Taqueria Tastiness 

This big, purple building pumps out great yet inexpensive Mexican food

If you can't find Taqueria Juanitos, you'd better turn in your driver's license.

The building sits squarely along busy Grant Road and is painted a deep purple. (I'd love to make a reference to the band Deep Purple here, but I can't come up with anything that wouldn't sound like an insult to both the band and the restaurant.) Anyhow, you can see the building for blocks. The paint job was done, no doubt, to attract attention. And it apparently has, if the long line at lunch is any indication.

Suits, young couples with kids, old couples without kids, construction workers and office workers all lined up to order at the counter. The menu, with brightly colored pictures of the food, hangs above the counter, and three to four women work in a rather large kitchen.

The interior is also painted in shades of purple, with a huge mural of an Aztec hero, a shaman and a beautiful maiden; there's also a variety of framed artwork all over the place. The place virtually screams Mexican kitsch.

But is the food any good? In a word, yes.

Our lunches consisted of the No. 1 combo plate (carne asada, beans and rice, $6.50), the No. 6 carnitas taco combo ($4.75) and a ceviche tostada ($2.85). For breakfast, we had a breakfast burro filled with bacon, eggs and rice—we opted out of the beans that come with all breakfast burros ($4.25)—and huevos rancheros ($3.85).

Data records:

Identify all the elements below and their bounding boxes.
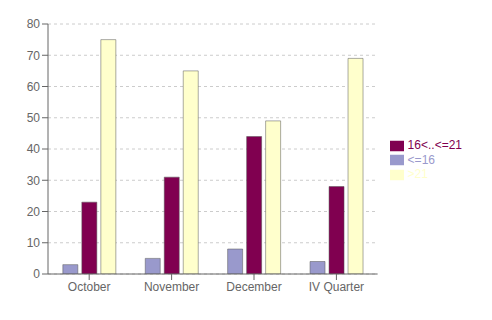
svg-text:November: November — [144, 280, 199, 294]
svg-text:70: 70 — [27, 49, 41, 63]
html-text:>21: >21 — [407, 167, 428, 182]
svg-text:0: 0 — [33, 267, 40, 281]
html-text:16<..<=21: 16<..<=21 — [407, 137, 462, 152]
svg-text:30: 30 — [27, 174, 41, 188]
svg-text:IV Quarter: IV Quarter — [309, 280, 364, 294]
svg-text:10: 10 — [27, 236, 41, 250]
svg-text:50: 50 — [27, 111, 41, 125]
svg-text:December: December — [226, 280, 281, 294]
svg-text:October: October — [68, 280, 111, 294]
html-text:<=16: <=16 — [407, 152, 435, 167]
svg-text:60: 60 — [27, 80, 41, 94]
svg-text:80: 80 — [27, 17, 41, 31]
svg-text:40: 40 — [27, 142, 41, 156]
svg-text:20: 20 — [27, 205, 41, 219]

[Exercise requirements]: In the restaurant review, what price is listed for the ceviche tostada?

[The solution]: $2.85